▶ [AIM OF THE TASK]:
Without omitting anything, retype the data that follows.

[Stored entries]
********************

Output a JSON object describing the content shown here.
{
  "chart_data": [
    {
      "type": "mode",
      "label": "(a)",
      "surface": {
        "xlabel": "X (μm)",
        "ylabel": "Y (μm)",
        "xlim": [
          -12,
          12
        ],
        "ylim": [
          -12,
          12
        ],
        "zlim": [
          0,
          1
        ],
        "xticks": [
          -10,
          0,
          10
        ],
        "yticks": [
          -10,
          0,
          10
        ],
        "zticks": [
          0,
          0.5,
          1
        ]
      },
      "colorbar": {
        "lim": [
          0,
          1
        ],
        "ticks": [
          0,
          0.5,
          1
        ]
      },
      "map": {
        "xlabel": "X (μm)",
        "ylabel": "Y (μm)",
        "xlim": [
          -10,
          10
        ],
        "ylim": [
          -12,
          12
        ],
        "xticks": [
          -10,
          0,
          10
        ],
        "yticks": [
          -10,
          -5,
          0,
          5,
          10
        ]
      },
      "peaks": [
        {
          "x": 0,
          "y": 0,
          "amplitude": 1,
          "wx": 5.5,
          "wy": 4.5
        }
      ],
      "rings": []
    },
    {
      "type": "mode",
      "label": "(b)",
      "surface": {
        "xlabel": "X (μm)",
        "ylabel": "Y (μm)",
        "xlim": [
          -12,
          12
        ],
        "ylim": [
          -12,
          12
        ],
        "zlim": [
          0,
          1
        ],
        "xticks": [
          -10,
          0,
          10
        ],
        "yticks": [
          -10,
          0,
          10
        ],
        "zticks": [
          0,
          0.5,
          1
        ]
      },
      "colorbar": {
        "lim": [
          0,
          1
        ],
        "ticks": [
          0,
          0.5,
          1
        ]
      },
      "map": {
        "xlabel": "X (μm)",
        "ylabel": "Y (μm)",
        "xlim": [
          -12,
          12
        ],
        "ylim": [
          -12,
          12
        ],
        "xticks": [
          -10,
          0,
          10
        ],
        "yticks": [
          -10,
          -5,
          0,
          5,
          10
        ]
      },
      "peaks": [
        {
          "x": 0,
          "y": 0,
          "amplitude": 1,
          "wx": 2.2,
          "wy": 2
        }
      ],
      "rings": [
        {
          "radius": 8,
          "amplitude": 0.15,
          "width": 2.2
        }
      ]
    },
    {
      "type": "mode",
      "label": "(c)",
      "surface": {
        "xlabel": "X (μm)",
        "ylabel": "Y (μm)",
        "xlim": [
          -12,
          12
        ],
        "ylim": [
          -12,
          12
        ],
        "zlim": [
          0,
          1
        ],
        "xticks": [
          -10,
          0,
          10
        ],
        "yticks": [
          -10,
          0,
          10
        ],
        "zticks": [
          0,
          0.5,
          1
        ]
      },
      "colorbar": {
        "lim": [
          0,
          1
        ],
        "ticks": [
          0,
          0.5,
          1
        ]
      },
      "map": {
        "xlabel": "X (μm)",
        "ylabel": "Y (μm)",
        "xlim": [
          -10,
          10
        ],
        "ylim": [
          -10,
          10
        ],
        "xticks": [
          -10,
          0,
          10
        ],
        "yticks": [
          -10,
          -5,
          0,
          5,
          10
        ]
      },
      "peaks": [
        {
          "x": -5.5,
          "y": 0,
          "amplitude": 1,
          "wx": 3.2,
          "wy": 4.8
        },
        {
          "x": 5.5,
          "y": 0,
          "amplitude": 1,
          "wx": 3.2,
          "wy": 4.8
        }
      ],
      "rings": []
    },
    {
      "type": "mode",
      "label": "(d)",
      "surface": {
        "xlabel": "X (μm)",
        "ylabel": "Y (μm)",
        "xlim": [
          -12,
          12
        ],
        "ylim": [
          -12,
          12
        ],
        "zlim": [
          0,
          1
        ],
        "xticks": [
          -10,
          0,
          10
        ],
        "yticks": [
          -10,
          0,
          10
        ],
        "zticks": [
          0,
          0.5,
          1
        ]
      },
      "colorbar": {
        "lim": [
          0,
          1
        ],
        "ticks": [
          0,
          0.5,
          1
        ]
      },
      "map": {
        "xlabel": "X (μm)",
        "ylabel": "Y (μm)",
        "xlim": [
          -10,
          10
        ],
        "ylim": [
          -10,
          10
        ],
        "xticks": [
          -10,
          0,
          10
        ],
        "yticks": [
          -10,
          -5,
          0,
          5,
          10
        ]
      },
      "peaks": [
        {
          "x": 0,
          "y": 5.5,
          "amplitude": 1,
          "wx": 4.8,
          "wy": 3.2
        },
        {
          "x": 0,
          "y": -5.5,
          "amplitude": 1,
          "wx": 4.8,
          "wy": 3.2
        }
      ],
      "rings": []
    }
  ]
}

********************

▶ [TASK ANSWER]:
Output a JSON object describing the content shown here.
{
  "chart_data": [
    {
      "type": "mode",
      "label": "(a)",
      "surface": {
        "xlabel": "X (μm)",
        "ylabel": "Y (μm)",
        "xlim": [
          -12,
          12
        ],
        "ylim": [
          -12,
          12
        ],
        "zlim": [
          0,
          1
        ],
        "xticks": [
          -10,
          0,
          10
        ],
        "yticks": [
          -10,
          0,
          10
        ],
        "zticks": [
          0,
          0.5,
          1
        ]
      },
      "colorbar": {
        "lim": [
          0,
          1
        ],
        "ticks": [
          0,
          0.5,
          1
        ]
      },
      "map": {
        "xlabel": "X (μm)",
        "ylabel": "Y (μm)",
        "xlim": [
          -10,
          10
        ],
        "ylim": [
          -12,
          12
        ],
        "xticks": [
          -10,
          0,
          10
        ],
        "yticks": [
          -10,
          -5,
          0,
          5,
          10
        ]
      },
      "peaks": [
        {
          "x": 0,
          "y": 0,
          "amplitude": 1,
          "wx": 5.5,
          "wy": 4.5
        }
      ],
      "rings": []
    },
    {
      "type": "mode",
      "label": "(b)",
      "surface": {
        "xlabel": "X (μm)",
        "ylabel": "Y (μm)",
        "xlim": [
          -12,
          12
        ],
        "ylim": [
          -12,
          12
        ],
        "zlim": [
          0,
          1
        ],
        "xticks": [
          -10,
          0,
          10
        ],
        "yticks": [
          -10,
          0,
          10
        ],
        "zticks": [
          0,
          0.5,
          1
        ]
      },
      "colorbar": {
        "lim": [
          0,
          1
        ],
        "ticks": [
          0,
          0.5,
          1
        ]
      },
      "map": {
        "xlabel": "X (μm)",
        "ylabel": "Y (μm)",
        "xlim": [
          -12,
          12
        ],
        "ylim": [
          -12,
          12
        ],
        "xticks": [
          -10,
          0,
          10
        ],
        "yticks": [
          -10,
          -5,
          0,
          5,
          10
        ]
      },
      "peaks": [
        {
          "x": 0,
          "y": 0,
          "amplitude": 1,
          "wx": 2.2,
          "wy": 2
        }
      ],
      "rings": [
        {
          "radius": 8,
          "amplitude": 0.15,
          "width": 2.2
        }
      ]
    },
    {
      "type": "mode",
      "label": "(c)",
      "surface": {
        "xlabel": "X (μm)",
        "ylabel": "Y (μm)",
        "xlim": [
          -12,
          12
        ],
        "ylim": [
          -12,
          12
        ],
        "zlim": [
          0,
          1
        ],
        "xticks": [
          -10,
          0,
          10
        ],
        "yticks": [
          -10,
          0,
          10
        ],
        "zticks": [
          0,
          0.5,
          1
        ]
      },
      "colorbar": {
        "lim": [
          0,
          1
        ],
        "ticks": [
          0,
          0.5,
          1
        ]
      },
      "map": {
        "xlabel": "X (μm)",
        "ylabel": "Y (μm)",
        "xlim": [
          -10,
          10
        ],
        "ylim": [
          -10,
          10
        ],
        "xticks": [
          -10,
          0,
          10
        ],
        "yticks": [
          -10,
          -5,
          0,
          5,
          10
        ]
      },
      "peaks": [
        {
          "x": -5.5,
          "y": 0,
          "amplitude": 1,
          "wx": 3.2,
          "wy": 4.8
        },
        {
          "x": 5.5,
          "y": 0,
          "amplitude": 1,
          "wx": 3.2,
          "wy": 4.8
        }
      ],
      "rings": []
    },
    {
      "type": "mode",
      "label": "(d)",
      "surface": {
        "xlabel": "X (μm)",
        "ylabel": "Y (μm)",
        "xlim": [
          -12,
          12
        ],
        "ylim": [
          -12,
          12
        ],
        "zlim": [
          0,
          1
        ],
        "xticks": [
          -10,
          0,
          10
        ],
        "yticks": [
          -10,
          0,
          10
        ],
        "zticks": [
          0,
          0.5,
          1
        ]
      },
      "colorbar": {
        "lim": [
          0,
          1
        ],
        "ticks": [
          0,
          0.5,
          1
        ]
      },
      "map": {
        "xlabel": "X (μm)",
        "ylabel": "Y (μm)",
        "xlim": [
          -10,
          10
        ],
        "ylim": [
          -10,
          10
        ],
        "xticks": [
          -10,
          0,
          10
        ],
        "yticks": [
          -10,
          -5,
          0,
          5,
          10
        ]
      },
      "peaks": [
        {
          "x": 0,
          "y": 5.5,
          "amplitude": 1,
          "wx": 4.8,
          "wy": 3.2
        },
        {
          "x": 0,
          "y": -5.5,
          "amplitude": 1,
          "wx": 4.8,
          "wy": 3.2
        }
      ],
      "rings": []
    }
  ]
}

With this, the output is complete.